[Dataset items]
>> START
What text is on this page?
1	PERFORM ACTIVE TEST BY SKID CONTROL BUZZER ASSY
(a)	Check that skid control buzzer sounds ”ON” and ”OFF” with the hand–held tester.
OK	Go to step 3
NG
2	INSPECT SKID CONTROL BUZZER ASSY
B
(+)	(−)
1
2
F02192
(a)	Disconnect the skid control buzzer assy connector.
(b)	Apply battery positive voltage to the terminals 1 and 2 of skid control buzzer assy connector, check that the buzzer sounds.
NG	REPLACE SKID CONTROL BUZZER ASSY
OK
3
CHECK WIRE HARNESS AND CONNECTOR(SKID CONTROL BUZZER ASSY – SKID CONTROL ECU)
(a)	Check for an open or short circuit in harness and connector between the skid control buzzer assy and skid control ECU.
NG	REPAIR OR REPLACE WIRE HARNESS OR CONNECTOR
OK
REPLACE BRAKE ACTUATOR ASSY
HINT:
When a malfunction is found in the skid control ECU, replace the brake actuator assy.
>> END
● **Short task**:
List all lines in the material containing the string "WIRE".

● **Solution below**:
CHECK WIRE HARNESS AND CONNECTOR(SKID CONTROL BUZZER ASSY – SKID CONTROL ECU)
NG	REPAIR OR REPLACE WIRE HARNESS OR CONNECTOR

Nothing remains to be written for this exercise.